# [Exercise task]
List, in order of first appearance, every name in the passage on water financing that is capitalized for a reason other than starting a sentence. Give each name once.

# [Quoted text]
___

It can’t be long before the spectre of He Puapua arises from its induced coma to haunt the government again. After ministers repeatedly reassured the public the revolutionary document is not official government policy, it looks suspiciously like its recommendations are, once again, being implemented by stealth — as critics alleged earlier this year before they were shouted down as racists.
He Puapua states clearly that increased Māori rangatiratanga will require financing and
“… there are multiple streams from which financial contributions might be sourced, including, for example, levies on resource use where Māori have a strong claim to ownership, such as water.”
Tellingly, Mahuta has still not ruled out the introduction of water royalties under her new regime.
She will now consider the feedback before going back to Cabinet with advice on how to proceed. However, suspicions that the programme is already a fait accompli are widespread.

___

# [Dataset content]
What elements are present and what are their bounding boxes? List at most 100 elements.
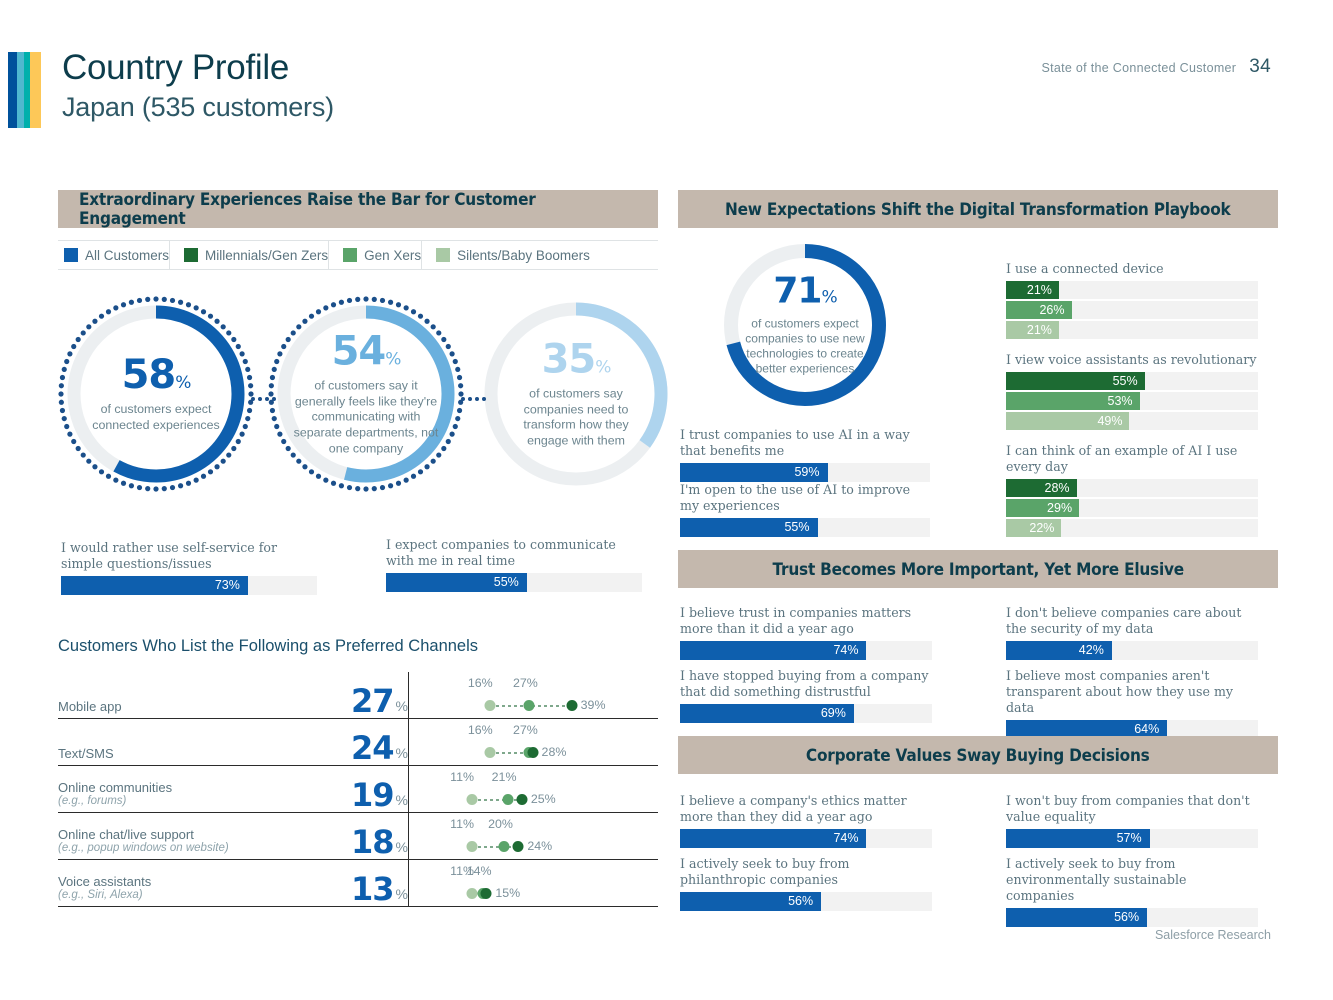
green-bar-track: 49% [1006,411,1258,430]
bar-label: I expect companies to communicate with m… [386,537,616,568]
bargroup-self-service: I would rather use self-service for simp… [61,540,317,595]
donut-ring-dot [193,305,199,311]
donut-ring-dot [153,296,159,302]
green-bar-value: 55% [1112,373,1138,388]
bar-value: 64% [1134,722,1160,737]
bar-label: I actively seek to buy from philanthropi… [680,856,850,887]
green-bargroup-1: I view voice assistants as revolutionary… [1006,352,1258,432]
legend: All Customers Millennials/Gen Zers Gen Xer… [58,240,658,270]
donut-ring-dot [323,477,329,483]
channel-value-cell: 18% [308,813,408,859]
dot-millennials [512,841,524,852]
donut-ring-dot [296,458,302,464]
donut-ring-dot [136,297,143,304]
dot-low-label: 11% [450,817,474,831]
donut-description: of customers say companies need to trans… [523,386,629,448]
legend-label: Silents/Baby Boomers [457,247,590,263]
donut-ring-dot [98,469,105,475]
bar-track: 55% [386,572,642,592]
donut-ring-dot [231,445,237,452]
donut-ring-dot [161,486,167,492]
bar-label: I trust companies to use AI in a way tha… [680,427,910,458]
donut-ring-dot [105,309,112,315]
legend-swatch-icon [436,248,451,262]
donut-ring-dot [220,324,226,330]
bar-fill: 59% [680,462,828,482]
channel-name-example: (e.g., Siri, Alexa) [58,889,143,902]
green-bar-track: 21% [1006,320,1258,339]
bargroup-real-time: I expect companies to communicate with m… [386,537,642,592]
donut-ring-dot [417,313,424,319]
donut-ring-dot [355,296,361,302]
dot-silents [484,700,496,711]
bar-track: 69% [680,703,932,723]
bar-label: I believe a company's ethics matter more… [680,793,907,824]
channel-dotplot-cell: 16% 27% 39% [408,672,658,718]
dot-silents [466,888,478,899]
dot-millennials [566,700,578,711]
donut-ring-dot [417,469,424,475]
donut-ring-dot [330,302,337,308]
channel-percent-symbol: % [395,792,408,808]
donut-ring-dot [346,484,353,491]
donut-ring-dot [105,473,112,479]
donut-ring-dot [430,458,436,464]
channel-percent-symbol: % [395,886,408,902]
legend-item-3: Silents/Baby Boomers [422,248,590,263]
green-bar-track: 21% [1006,280,1258,299]
bar-fill: 57% [1006,828,1150,848]
donut-ring-dot [379,297,386,304]
channel-row: Online communities (e.g., forums) 19% 11% 21… [58,766,658,813]
bar-label: I don't believe companies care about the… [1006,605,1242,636]
donut-separator-2 [461,396,487,402]
channel-name-cell: Online communities (e.g., forums) [58,766,308,812]
values-bargroup-3: I actively seek to buy from environmenta… [1006,856,1258,927]
bar-fill: 69% [680,703,854,723]
new-technologies-donut-center: 71% of customers expect companies to use … [718,273,892,376]
channel-name-cell: Voice assistants (e.g., Siri, Alexa) [58,860,308,906]
channel-value: 13 [351,869,395,908]
bar-value: 56% [1114,910,1140,925]
dot-labels: 11% 21% [421,770,658,786]
green-bar-fill: 55% [1006,371,1145,390]
donut-ring-dot [120,302,127,308]
donut-ring-dot [207,469,214,475]
donut-ring-dot [80,330,86,336]
dot-genx [523,700,535,711]
donut-ring-dot [424,464,430,470]
channel-name-example: (e.g., forums) [58,795,127,808]
bar-track: 42% [1006,640,1258,660]
donut-ring-dot [161,296,167,302]
green-bargroup-2: I can think of an example of AI I use ev… [1006,443,1258,539]
dot-line: 39% [421,698,658,713]
connected-experiences-donut: 58% of customers expect connected experie… [58,296,254,492]
donut-value: 71% [773,270,837,312]
donut-ring-dot [226,452,232,458]
bar-label: I believe trust in companies matters mor… [680,605,912,636]
donut-ring-dot [214,464,220,470]
dot-high-label: 39% [580,698,606,712]
green-bar-label: I view voice assistants as revolutionary [1006,352,1257,367]
green-bar-track: 26% [1006,300,1258,319]
salesforce-logo-bars [8,52,41,128]
green-bar-fill: 53% [1006,391,1140,410]
donut-ring-dot [214,318,220,324]
donut-description: of customers expect connected experience… [92,401,220,432]
connected-experiences-donut-center: 58% of customers expect connected experie… [58,355,254,433]
channel-percent-symbol: % [395,698,408,714]
dot-connector [472,798,522,801]
bar-track: 56% [680,891,932,911]
donut-ring-dot [92,318,98,324]
channel-value: 27 [351,681,395,720]
donut-value: 35% [541,336,612,383]
green-bar-fill: 26% [1006,300,1072,319]
channel-dotplot-cell: 11% 21% 25% [408,766,658,812]
donut-ring-dot [145,486,151,492]
legend-label: All Customers [85,247,170,263]
bar-label: I have stopped buying from a company tha… [680,668,929,699]
bar-value: 55% [784,520,810,535]
donut-ring-dot [387,299,394,305]
donut-ring-dot [86,324,92,330]
channel-value-cell: 24% [308,719,408,765]
page-number: 34 [1249,56,1271,77]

___

# [Problem solution]
He Puapua, Māori, Mahuta, Cabinet